***** THE RECORDS
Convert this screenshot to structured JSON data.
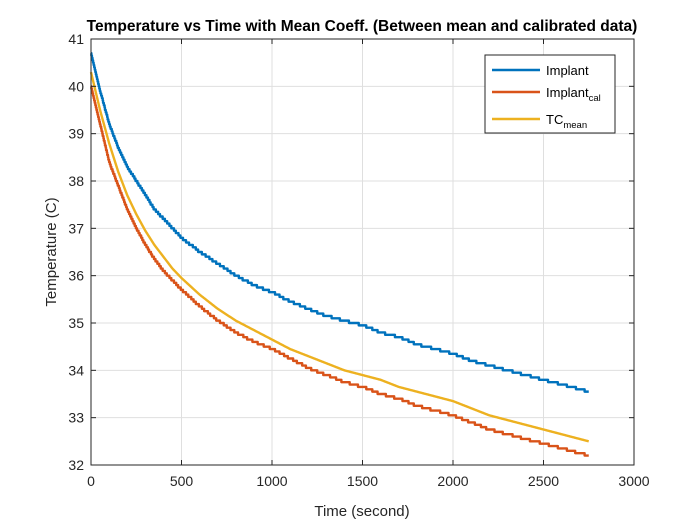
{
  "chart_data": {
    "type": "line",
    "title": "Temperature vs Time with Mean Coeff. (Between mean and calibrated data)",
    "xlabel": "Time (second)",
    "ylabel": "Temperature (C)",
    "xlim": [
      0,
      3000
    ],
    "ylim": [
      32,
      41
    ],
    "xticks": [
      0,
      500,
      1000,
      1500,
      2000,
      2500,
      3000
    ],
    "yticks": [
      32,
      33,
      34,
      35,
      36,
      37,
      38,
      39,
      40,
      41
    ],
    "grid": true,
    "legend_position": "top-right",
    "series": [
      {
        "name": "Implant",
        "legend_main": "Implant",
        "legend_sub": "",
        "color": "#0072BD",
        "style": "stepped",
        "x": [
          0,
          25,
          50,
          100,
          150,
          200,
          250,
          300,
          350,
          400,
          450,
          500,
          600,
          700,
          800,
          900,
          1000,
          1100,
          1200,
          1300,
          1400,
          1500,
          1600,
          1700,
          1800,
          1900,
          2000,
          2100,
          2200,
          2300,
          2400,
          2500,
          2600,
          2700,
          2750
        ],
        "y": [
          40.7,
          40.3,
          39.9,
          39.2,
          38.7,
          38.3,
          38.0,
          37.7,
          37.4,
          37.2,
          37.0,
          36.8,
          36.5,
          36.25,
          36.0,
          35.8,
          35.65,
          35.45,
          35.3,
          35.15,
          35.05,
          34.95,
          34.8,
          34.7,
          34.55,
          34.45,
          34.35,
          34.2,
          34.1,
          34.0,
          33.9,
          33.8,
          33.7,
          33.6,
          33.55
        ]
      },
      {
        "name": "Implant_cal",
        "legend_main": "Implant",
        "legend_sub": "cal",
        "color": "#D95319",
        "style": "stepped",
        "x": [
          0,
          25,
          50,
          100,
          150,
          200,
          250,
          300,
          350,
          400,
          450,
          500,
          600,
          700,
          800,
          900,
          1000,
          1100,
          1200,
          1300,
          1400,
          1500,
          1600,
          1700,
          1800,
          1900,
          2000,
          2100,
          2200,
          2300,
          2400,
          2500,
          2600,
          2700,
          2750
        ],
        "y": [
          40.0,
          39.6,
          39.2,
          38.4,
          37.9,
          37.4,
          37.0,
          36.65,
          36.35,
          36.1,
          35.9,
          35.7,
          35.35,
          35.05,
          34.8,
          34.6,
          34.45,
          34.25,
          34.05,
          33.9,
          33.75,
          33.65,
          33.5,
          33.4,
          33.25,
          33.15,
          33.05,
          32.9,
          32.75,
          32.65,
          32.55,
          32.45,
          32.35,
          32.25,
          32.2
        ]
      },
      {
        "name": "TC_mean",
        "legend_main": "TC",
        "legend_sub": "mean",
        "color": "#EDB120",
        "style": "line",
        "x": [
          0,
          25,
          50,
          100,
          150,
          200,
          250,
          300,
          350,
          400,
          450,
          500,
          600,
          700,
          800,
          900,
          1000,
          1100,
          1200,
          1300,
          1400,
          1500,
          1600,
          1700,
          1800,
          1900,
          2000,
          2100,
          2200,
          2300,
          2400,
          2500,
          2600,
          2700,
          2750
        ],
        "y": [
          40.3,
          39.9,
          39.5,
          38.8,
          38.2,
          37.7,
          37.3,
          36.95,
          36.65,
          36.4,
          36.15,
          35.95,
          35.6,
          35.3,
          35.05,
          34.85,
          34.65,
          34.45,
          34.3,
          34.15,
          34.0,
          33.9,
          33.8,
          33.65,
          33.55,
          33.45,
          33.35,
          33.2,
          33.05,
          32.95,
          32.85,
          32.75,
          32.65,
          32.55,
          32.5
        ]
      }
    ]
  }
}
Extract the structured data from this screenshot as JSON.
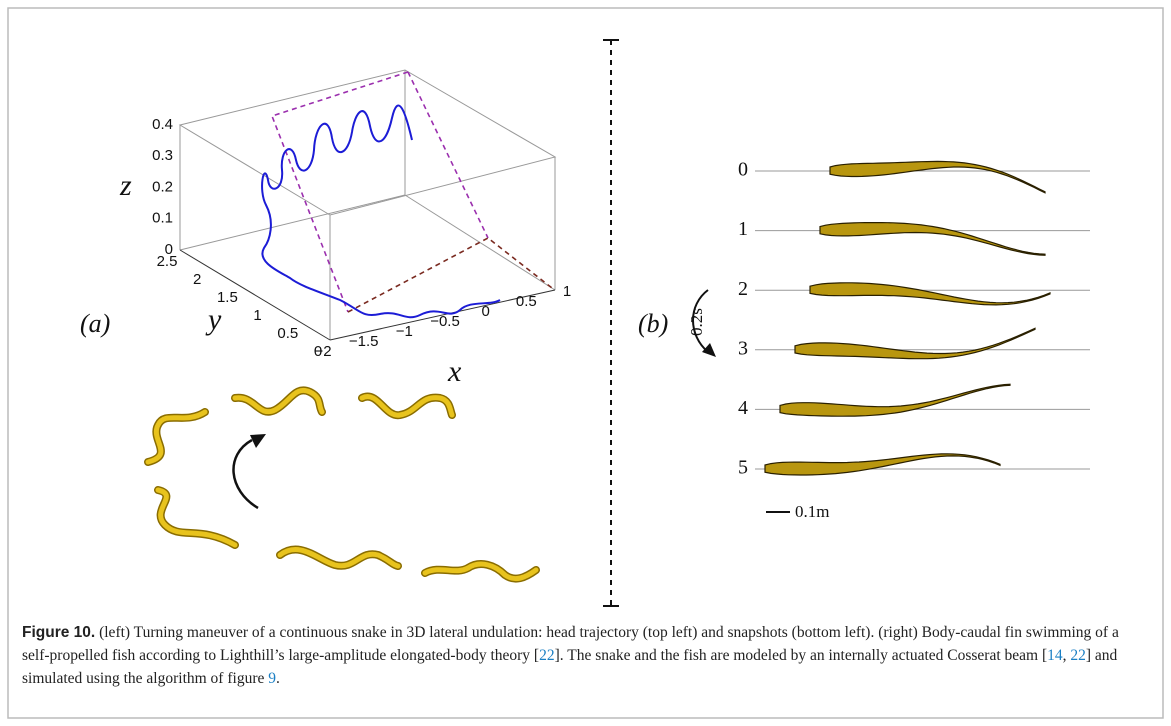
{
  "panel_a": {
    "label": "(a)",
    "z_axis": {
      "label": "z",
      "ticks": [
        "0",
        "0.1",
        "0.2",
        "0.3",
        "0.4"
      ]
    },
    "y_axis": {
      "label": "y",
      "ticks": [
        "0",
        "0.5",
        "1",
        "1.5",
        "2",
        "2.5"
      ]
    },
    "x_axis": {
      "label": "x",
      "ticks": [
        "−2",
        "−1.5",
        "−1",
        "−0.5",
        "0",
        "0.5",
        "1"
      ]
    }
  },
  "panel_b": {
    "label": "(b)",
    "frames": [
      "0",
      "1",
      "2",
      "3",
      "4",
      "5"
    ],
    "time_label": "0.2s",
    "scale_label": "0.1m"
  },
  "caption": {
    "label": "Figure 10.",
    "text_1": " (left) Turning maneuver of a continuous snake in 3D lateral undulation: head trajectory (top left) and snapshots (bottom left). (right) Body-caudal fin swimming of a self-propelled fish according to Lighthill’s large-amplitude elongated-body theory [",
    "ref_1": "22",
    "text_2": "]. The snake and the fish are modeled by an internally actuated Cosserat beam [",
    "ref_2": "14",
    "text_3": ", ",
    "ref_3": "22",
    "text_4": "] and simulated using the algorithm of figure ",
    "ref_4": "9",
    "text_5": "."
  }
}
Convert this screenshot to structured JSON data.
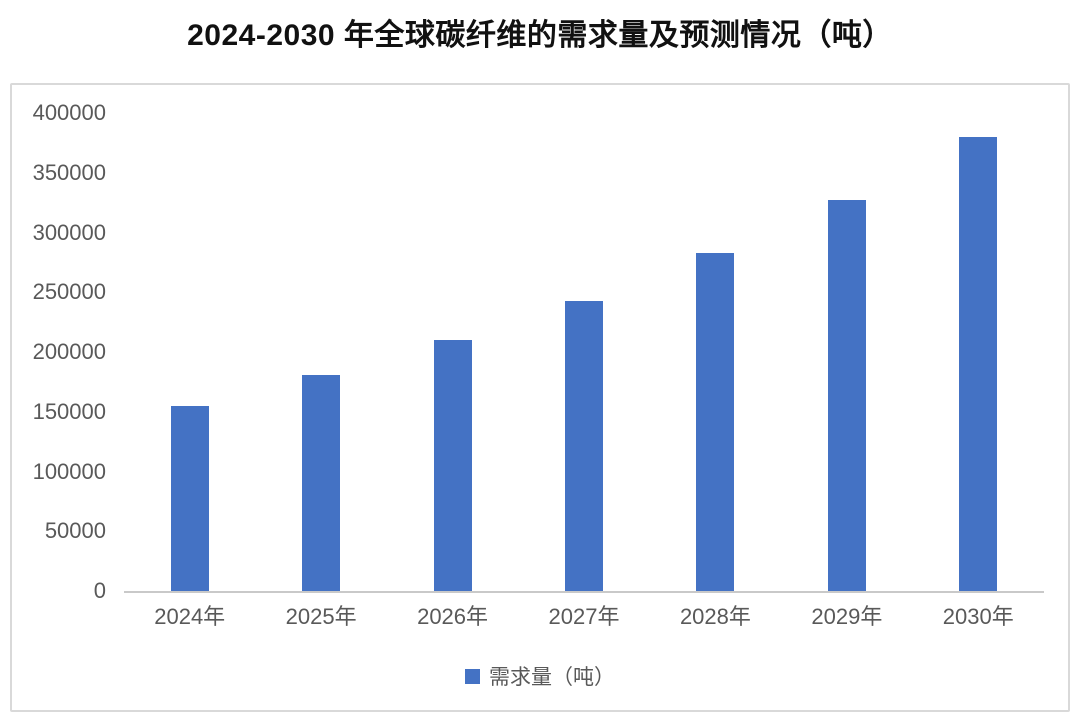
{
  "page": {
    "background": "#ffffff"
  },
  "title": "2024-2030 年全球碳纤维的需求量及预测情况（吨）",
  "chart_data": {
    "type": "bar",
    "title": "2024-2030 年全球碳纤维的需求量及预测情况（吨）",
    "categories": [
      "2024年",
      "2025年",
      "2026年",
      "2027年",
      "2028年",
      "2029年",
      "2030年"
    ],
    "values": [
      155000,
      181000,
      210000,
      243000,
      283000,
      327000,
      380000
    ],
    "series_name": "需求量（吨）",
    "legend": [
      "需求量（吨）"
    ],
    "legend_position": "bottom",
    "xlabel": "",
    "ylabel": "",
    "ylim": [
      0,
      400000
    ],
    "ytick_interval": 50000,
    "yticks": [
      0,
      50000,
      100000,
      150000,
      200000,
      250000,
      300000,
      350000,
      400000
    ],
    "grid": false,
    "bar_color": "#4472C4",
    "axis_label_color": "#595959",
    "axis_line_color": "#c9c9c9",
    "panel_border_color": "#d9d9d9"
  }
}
**********
Transcribe the entries above verbatim, omitting their pictures.

Convert this screenshot to structured JSON data.
{
  "chart_data": {
    "type": "line",
    "title": "Temperature vs Time with Mean Coeff. (Between mean and calibrated data)",
    "xlabel": "Time (second)",
    "ylabel": "Temperature (C)",
    "xlim": [
      0,
      3000
    ],
    "ylim": [
      32,
      41
    ],
    "xticks": [
      0,
      500,
      1000,
      1500,
      2000,
      2500,
      3000
    ],
    "yticks": [
      32,
      33,
      34,
      35,
      36,
      37,
      38,
      39,
      40,
      41
    ],
    "grid": true,
    "legend_position": "top-right",
    "series": [
      {
        "name": "Implant",
        "legend_main": "Implant",
        "legend_sub": "",
        "color": "#0072BD",
        "style": "stepped",
        "x": [
          0,
          25,
          50,
          100,
          150,
          200,
          250,
          300,
          350,
          400,
          450,
          500,
          600,
          700,
          800,
          900,
          1000,
          1100,
          1200,
          1300,
          1400,
          1500,
          1600,
          1700,
          1800,
          1900,
          2000,
          2100,
          2200,
          2300,
          2400,
          2500,
          2600,
          2700,
          2750
        ],
        "y": [
          40.7,
          40.3,
          39.9,
          39.2,
          38.7,
          38.3,
          38.0,
          37.7,
          37.4,
          37.2,
          37.0,
          36.8,
          36.5,
          36.25,
          36.0,
          35.8,
          35.65,
          35.45,
          35.3,
          35.15,
          35.05,
          34.95,
          34.8,
          34.7,
          34.55,
          34.45,
          34.35,
          34.2,
          34.1,
          34.0,
          33.9,
          33.8,
          33.7,
          33.6,
          33.55
        ]
      },
      {
        "name": "Implant_cal",
        "legend_main": "Implant",
        "legend_sub": "cal",
        "color": "#D95319",
        "style": "stepped",
        "x": [
          0,
          25,
          50,
          100,
          150,
          200,
          250,
          300,
          350,
          400,
          450,
          500,
          600,
          700,
          800,
          900,
          1000,
          1100,
          1200,
          1300,
          1400,
          1500,
          1600,
          1700,
          1800,
          1900,
          2000,
          2100,
          2200,
          2300,
          2400,
          2500,
          2600,
          2700,
          2750
        ],
        "y": [
          40.0,
          39.6,
          39.2,
          38.4,
          37.9,
          37.4,
          37.0,
          36.65,
          36.35,
          36.1,
          35.9,
          35.7,
          35.35,
          35.05,
          34.8,
          34.6,
          34.45,
          34.25,
          34.05,
          33.9,
          33.75,
          33.65,
          33.5,
          33.4,
          33.25,
          33.15,
          33.05,
          32.9,
          32.75,
          32.65,
          32.55,
          32.45,
          32.35,
          32.25,
          32.2
        ]
      },
      {
        "name": "TC_mean",
        "legend_main": "TC",
        "legend_sub": "mean",
        "color": "#EDB120",
        "style": "line",
        "x": [
          0,
          25,
          50,
          100,
          150,
          200,
          250,
          300,
          350,
          400,
          450,
          500,
          600,
          700,
          800,
          900,
          1000,
          1100,
          1200,
          1300,
          1400,
          1500,
          1600,
          1700,
          1800,
          1900,
          2000,
          2100,
          2200,
          2300,
          2400,
          2500,
          2600,
          2700,
          2750
        ],
        "y": [
          40.3,
          39.9,
          39.5,
          38.8,
          38.2,
          37.7,
          37.3,
          36.95,
          36.65,
          36.4,
          36.15,
          35.95,
          35.6,
          35.3,
          35.05,
          34.85,
          34.65,
          34.45,
          34.3,
          34.15,
          34.0,
          33.9,
          33.8,
          33.65,
          33.55,
          33.45,
          33.35,
          33.2,
          33.05,
          32.95,
          32.85,
          32.75,
          32.65,
          32.55,
          32.5
        ]
      }
    ]
  }
}
Extract the structured data from this screenshot as JSON.
{
  "panel_a": {
    "label": "(a)",
    "z_axis": {
      "label": "z",
      "ticks": [
        "0",
        "0.1",
        "0.2",
        "0.3",
        "0.4"
      ]
    },
    "y_axis": {
      "label": "y",
      "ticks": [
        "0",
        "0.5",
        "1",
        "1.5",
        "2",
        "2.5"
      ]
    },
    "x_axis": {
      "label": "x",
      "ticks": [
        "−2",
        "−1.5",
        "−1",
        "−0.5",
        "0",
        "0.5",
        "1"
      ]
    }
  },
  "panel_b": {
    "label": "(b)",
    "frames": [
      "0",
      "1",
      "2",
      "3",
      "4",
      "5"
    ],
    "time_label": "0.2s",
    "scale_label": "0.1m"
  },
  "caption": {
    "label": "Figure 10.",
    "text_1": " (left) Turning maneuver of a continuous snake in 3D lateral undulation: head trajectory (top left) and snapshots (bottom left). (right) Body-caudal fin swimming of a self-propelled fish according to Lighthill’s large-amplitude elongated-body theory [",
    "ref_1": "22",
    "text_2": "]. The snake and the fish are modeled by an internally actuated Cosserat beam [",
    "ref_2": "14",
    "text_3": ", ",
    "ref_3": "22",
    "text_4": "] and simulated using the algorithm of figure ",
    "ref_4": "9",
    "text_5": "."
  }
}
Convert this screenshot to structured JSON data.
{
  "page": {
    "background": "#ffffff"
  },
  "title": "2024-2030 年全球碳纤维的需求量及预测情况（吨）",
  "chart_data": {
    "type": "bar",
    "title": "2024-2030 年全球碳纤维的需求量及预测情况（吨）",
    "categories": [
      "2024年",
      "2025年",
      "2026年",
      "2027年",
      "2028年",
      "2029年",
      "2030年"
    ],
    "values": [
      155000,
      181000,
      210000,
      243000,
      283000,
      327000,
      380000
    ],
    "series_name": "需求量（吨）",
    "legend": [
      "需求量（吨）"
    ],
    "legend_position": "bottom",
    "xlabel": "",
    "ylabel": "",
    "ylim": [
      0,
      400000
    ],
    "ytick_interval": 50000,
    "yticks": [
      0,
      50000,
      100000,
      150000,
      200000,
      250000,
      300000,
      350000,
      400000
    ],
    "grid": false,
    "bar_color": "#4472C4",
    "axis_label_color": "#595959",
    "axis_line_color": "#c9c9c9",
    "panel_border_color": "#d9d9d9"
  }
}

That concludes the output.